• **STATED EXERCISE**: Look through the material below, count the lines containing the word "upper", and state only the count.
——————————
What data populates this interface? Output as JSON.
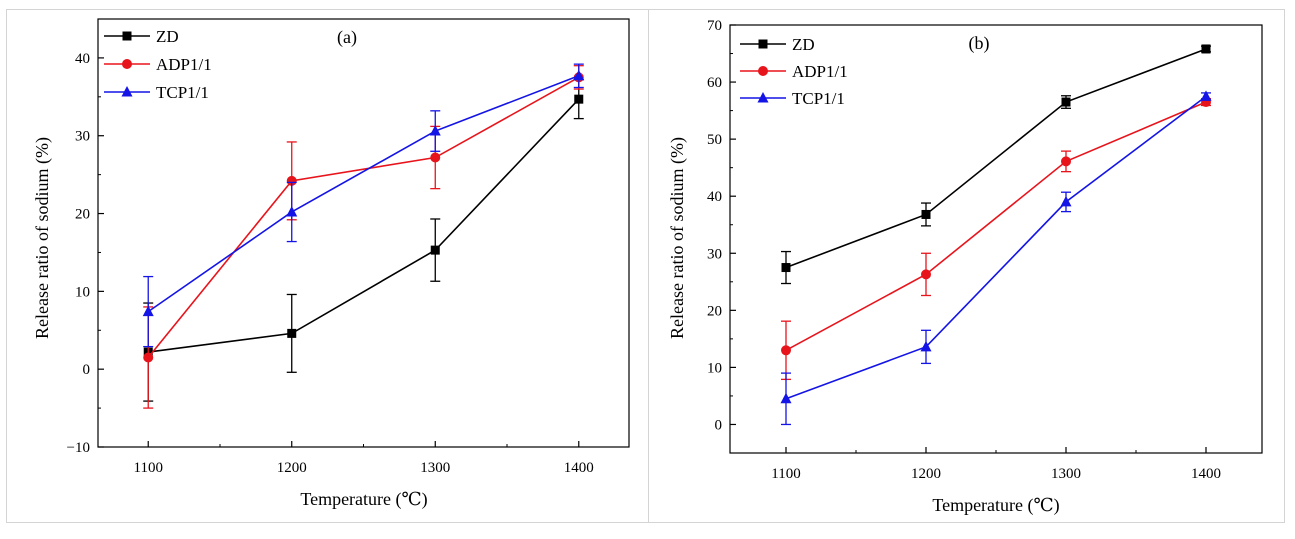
{
  "figure": {
    "colors": {
      "frame": "#d4d4d4",
      "axis": "#000000"
    }
  },
  "chart_data": [
    {
      "type": "line",
      "panel_label": "(a)",
      "title": "",
      "xlabel": "Temperature (℃)",
      "ylabel": "Release ratio of sodium (%)",
      "x": [
        1100,
        1200,
        1300,
        1400
      ],
      "xlim": [
        1065,
        1435
      ],
      "ylim": [
        -10,
        45
      ],
      "xticks": [
        "1100",
        "1200",
        "1300",
        "1400"
      ],
      "yticks": [
        "−10",
        "0",
        "10",
        "20",
        "30",
        "40"
      ],
      "ytick_values": [
        -10,
        0,
        10,
        20,
        30,
        40
      ],
      "grid": false,
      "legend_position": "top-left",
      "series": [
        {
          "name": "ZD",
          "color": "#000000",
          "marker": "square",
          "values": [
            2.2,
            4.6,
            15.3,
            34.7
          ],
          "errors": [
            6.3,
            5.0,
            4.0,
            2.5
          ]
        },
        {
          "name": "ADP1/1",
          "color": "#e8141c",
          "marker": "circle",
          "values": [
            1.5,
            24.2,
            27.2,
            37.5
          ],
          "errors": [
            6.5,
            5.0,
            4.0,
            1.5
          ]
        },
        {
          "name": "TCP1/1",
          "color": "#1414e6",
          "marker": "triangle",
          "values": [
            7.4,
            20.2,
            30.6,
            37.7
          ],
          "errors": [
            4.5,
            3.8,
            2.6,
            1.5
          ]
        }
      ]
    },
    {
      "type": "line",
      "panel_label": "(b)",
      "title": "",
      "xlabel": "Temperature (℃)",
      "ylabel": "Release ratio of sodium (%)",
      "x": [
        1100,
        1200,
        1300,
        1400
      ],
      "xlim": [
        1060,
        1440
      ],
      "ylim": [
        -5,
        70
      ],
      "xticks": [
        "1100",
        "1200",
        "1300",
        "1400"
      ],
      "yticks": [
        "0",
        "10",
        "20",
        "30",
        "40",
        "50",
        "60",
        "70"
      ],
      "ytick_values": [
        0,
        10,
        20,
        30,
        40,
        50,
        60,
        70
      ],
      "grid": false,
      "legend_position": "top-left",
      "series": [
        {
          "name": "ZD",
          "color": "#000000",
          "marker": "square",
          "values": [
            27.5,
            36.8,
            56.5,
            65.8
          ],
          "errors": [
            2.8,
            2.0,
            1.1,
            0.5
          ]
        },
        {
          "name": "ADP1/1",
          "color": "#e8141c",
          "marker": "circle",
          "values": [
            13.0,
            26.3,
            46.1,
            56.5
          ],
          "errors": [
            5.1,
            3.7,
            1.8,
            0.6
          ]
        },
        {
          "name": "TCP1/1",
          "color": "#1414e6",
          "marker": "triangle",
          "values": [
            4.5,
            13.6,
            39.0,
            57.5
          ],
          "errors": [
            4.5,
            2.9,
            1.7,
            0.6
          ]
        }
      ]
    }
  ]
}
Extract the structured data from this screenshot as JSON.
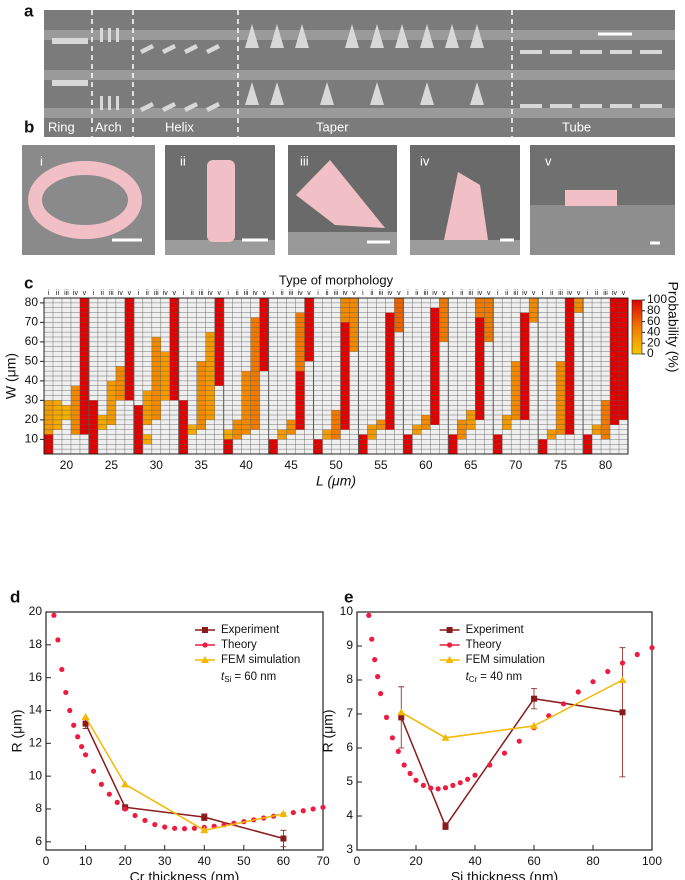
{
  "panel_labels": [
    "a",
    "b",
    "c",
    "d",
    "e"
  ],
  "panel_a": {
    "labels": [
      "Ring",
      "Arch",
      "Helix",
      "Taper",
      "Tube"
    ]
  },
  "panel_b": {
    "labels": [
      "i",
      "ii",
      "iii",
      "iv",
      "v"
    ]
  },
  "chart_data": [
    {
      "type": "heatmap",
      "title": "Type of morphology",
      "morphologies": [
        "i",
        "ii",
        "iii",
        "iv",
        "v"
      ],
      "x_label": "L (μm)",
      "y_label": "W (μm)",
      "categories": [
        20,
        25,
        30,
        35,
        40,
        45,
        50,
        55,
        60,
        65,
        70,
        75,
        80
      ],
      "ylim": [
        2.5,
        82.5
      ],
      "yticks": [
        10,
        20,
        30,
        40,
        50,
        60,
        70,
        80
      ],
      "colorbar_label": "Probability (%)",
      "clim": [
        0,
        100
      ],
      "cticks": [
        0,
        20,
        40,
        60,
        80,
        100
      ],
      "colors": [
        "#f7c900",
        "#f07a00",
        "#e00000"
      ],
      "cells": [
        [
          [
            [
              2.5,
              12.5,
              100
            ],
            [
              12.5,
              30,
              30
            ]
          ],
          [
            [
              15,
              30,
              20
            ]
          ],
          [
            [
              20,
              27.5,
              15
            ]
          ],
          [
            [
              12.5,
              37.5,
              40
            ]
          ],
          [
            [
              12.5,
              82.5,
              100
            ]
          ]
        ],
        [
          [
            [
              2.5,
              30,
              100
            ]
          ],
          [
            [
              15,
              22.5,
              20
            ]
          ],
          [
            [
              17.5,
              40,
              30
            ]
          ],
          [
            [
              30,
              47.5,
              40
            ]
          ],
          [
            [
              30,
              82.5,
              100
            ]
          ]
        ],
        [
          [
            [
              2.5,
              27.5,
              100
            ]
          ],
          [
            [
              7.5,
              12.5,
              20
            ],
            [
              17.5,
              35,
              30
            ]
          ],
          [
            [
              20,
              62.5,
              40
            ]
          ],
          [
            [
              30,
              55,
              30
            ]
          ],
          [
            [
              30,
              82.5,
              100
            ]
          ]
        ],
        [
          [
            [
              2.5,
              30,
              100
            ]
          ],
          [
            [
              12.5,
              17.5,
              20
            ]
          ],
          [
            [
              15,
              50,
              40
            ]
          ],
          [
            [
              20,
              65,
              30
            ]
          ],
          [
            [
              37.5,
              82.5,
              100
            ]
          ]
        ],
        [
          [
            [
              2.5,
              10,
              100
            ],
            [
              10,
              15,
              20
            ]
          ],
          [
            [
              10,
              20,
              40
            ]
          ],
          [
            [
              12.5,
              45,
              40
            ]
          ],
          [
            [
              15,
              72.5,
              50
            ]
          ],
          [
            [
              45,
              82.5,
              100
            ]
          ]
        ],
        [
          [
            [
              2.5,
              10,
              100
            ]
          ],
          [
            [
              10,
              15,
              30
            ]
          ],
          [
            [
              12.5,
              20,
              40
            ]
          ],
          [
            [
              15,
              45,
              100
            ],
            [
              45,
              75,
              50
            ]
          ],
          [
            [
              50,
              82.5,
              100
            ]
          ]
        ],
        [
          [
            [
              2.5,
              10,
              100
            ]
          ],
          [
            [
              10,
              15,
              30
            ]
          ],
          [
            [
              10,
              25,
              50
            ]
          ],
          [
            [
              15,
              70,
              100
            ],
            [
              70,
              82.5,
              40
            ]
          ],
          [
            [
              55,
              82.5,
              40
            ]
          ]
        ],
        [
          [
            [
              2.5,
              12.5,
              100
            ]
          ],
          [
            [
              10,
              17.5,
              30
            ]
          ],
          [
            [
              15,
              20,
              40
            ]
          ],
          [
            [
              15,
              75,
              100
            ]
          ],
          [
            [
              65,
              82.5,
              60
            ]
          ]
        ],
        [
          [
            [
              2.5,
              12.5,
              100
            ]
          ],
          [
            [
              12.5,
              17.5,
              30
            ]
          ],
          [
            [
              15,
              22.5,
              40
            ]
          ],
          [
            [
              17.5,
              77.5,
              100
            ]
          ],
          [
            [
              60,
              82.5,
              50
            ]
          ]
        ],
        [
          [
            [
              2.5,
              12.5,
              100
            ]
          ],
          [
            [
              10,
              20,
              40
            ]
          ],
          [
            [
              15,
              25,
              30
            ]
          ],
          [
            [
              20,
              72.5,
              100
            ],
            [
              72.5,
              82.5,
              50
            ]
          ],
          [
            [
              60,
              82.5,
              50
            ]
          ]
        ],
        [
          [
            [
              2.5,
              12.5,
              100
            ]
          ],
          [
            [
              15,
              22.5,
              30
            ]
          ],
          [
            [
              20,
              50,
              40
            ]
          ],
          [
            [
              20,
              75,
              100
            ]
          ],
          [
            [
              70,
              82.5,
              40
            ]
          ]
        ],
        [
          [
            [
              2.5,
              10,
              100
            ]
          ],
          [
            [
              10,
              15,
              30
            ]
          ],
          [
            [
              12.5,
              50,
              40
            ]
          ],
          [
            [
              12.5,
              82.5,
              100
            ]
          ],
          [
            [
              75,
              82.5,
              40
            ]
          ]
        ],
        [
          [
            [
              2.5,
              12.5,
              100
            ]
          ],
          [
            [
              12.5,
              17.5,
              30
            ]
          ],
          [
            [
              10,
              30,
              50
            ]
          ],
          [
            [
              17.5,
              82.5,
              100
            ]
          ],
          [
            [
              20,
              82.5,
              100
            ]
          ]
        ]
      ]
    },
    {
      "type": "line",
      "x_label": "Cr thickness (nm)",
      "y_label": "R (μm)",
      "xlim": [
        0,
        70
      ],
      "xticks": [
        0,
        10,
        20,
        30,
        40,
        50,
        60,
        70
      ],
      "ylim": [
        5.5,
        20
      ],
      "yticks": [
        6,
        8,
        10,
        12,
        14,
        16,
        18,
        20
      ],
      "legend": "upper right",
      "annotation": {
        "symbol": "t",
        "subscript": "Si",
        "text": "= 60 nm"
      },
      "series": [
        {
          "name": "Experiment",
          "color": "#8b1a1a",
          "marker": "square",
          "connect": true,
          "x": [
            10,
            20,
            40,
            60
          ],
          "values": [
            13.2,
            8.1,
            7.5,
            6.2
          ],
          "errors": [
            0.3,
            0.15,
            0.2,
            0.5
          ]
        },
        {
          "name": "Theory",
          "color": "#ee1c40",
          "marker": "circle",
          "connect": false,
          "x": [
            2,
            3,
            4,
            5,
            6,
            7,
            8,
            9,
            10,
            12,
            14,
            16,
            18,
            20,
            22.5,
            25,
            27.5,
            30,
            32.5,
            35,
            37.5,
            40,
            42.5,
            45,
            47.5,
            50,
            52.5,
            55,
            57.5,
            60,
            62.5,
            65,
            67.5,
            70
          ],
          "values": [
            19.8,
            18.3,
            16.5,
            15.1,
            14.0,
            13.1,
            12.4,
            11.8,
            11.3,
            10.3,
            9.5,
            8.9,
            8.4,
            8.0,
            7.6,
            7.3,
            7.05,
            6.9,
            6.82,
            6.8,
            6.82,
            6.88,
            6.95,
            7.04,
            7.13,
            7.23,
            7.34,
            7.45,
            7.56,
            7.67,
            7.78,
            7.89,
            8.0,
            8.1
          ]
        },
        {
          "name": "FEM simulation",
          "color": "#f5b800",
          "marker": "triangle",
          "connect": true,
          "x": [
            10,
            20,
            40,
            60
          ],
          "values": [
            13.6,
            9.5,
            6.7,
            7.7
          ]
        }
      ]
    },
    {
      "type": "line",
      "x_label": "Si thickness (nm)",
      "y_label": "R (μm)",
      "xlim": [
        0,
        100
      ],
      "xticks": [
        0,
        20,
        40,
        60,
        80,
        100
      ],
      "ylim": [
        3,
        10
      ],
      "yticks": [
        3,
        4,
        5,
        6,
        7,
        8,
        9,
        10
      ],
      "legend": "upper center",
      "annotation": {
        "symbol": "t",
        "subscript": "Cr",
        "text": "= 40 nm"
      },
      "series": [
        {
          "name": "Experiment",
          "color": "#8b1a1a",
          "marker": "square",
          "connect": true,
          "x": [
            15,
            30,
            60,
            90
          ],
          "values": [
            6.9,
            3.7,
            7.45,
            7.05
          ],
          "errors": [
            0.9,
            0.1,
            0.3,
            1.9
          ]
        },
        {
          "name": "Theory",
          "color": "#ee1c40",
          "marker": "circle",
          "connect": false,
          "x": [
            4,
            5,
            6,
            7,
            8,
            10,
            12,
            14,
            16,
            18,
            20,
            22.5,
            25,
            27.5,
            30,
            32.5,
            35,
            37.5,
            40,
            45,
            50,
            55,
            60,
            65,
            70,
            75,
            80,
            85,
            90,
            95,
            100
          ],
          "values": [
            9.9,
            9.2,
            8.6,
            8.1,
            7.6,
            6.9,
            6.3,
            5.9,
            5.5,
            5.25,
            5.05,
            4.9,
            4.82,
            4.8,
            4.83,
            4.9,
            4.98,
            5.08,
            5.2,
            5.5,
            5.85,
            6.2,
            6.6,
            6.95,
            7.3,
            7.65,
            7.95,
            8.25,
            8.5,
            8.75,
            8.95
          ]
        },
        {
          "name": "FEM simulation",
          "color": "#f5b800",
          "marker": "triangle",
          "connect": true,
          "x": [
            15,
            30,
            60,
            90
          ],
          "values": [
            7.05,
            6.3,
            6.65,
            8.0
          ]
        }
      ]
    }
  ]
}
——————————
• **ANSWER TO THIS TASK**: 2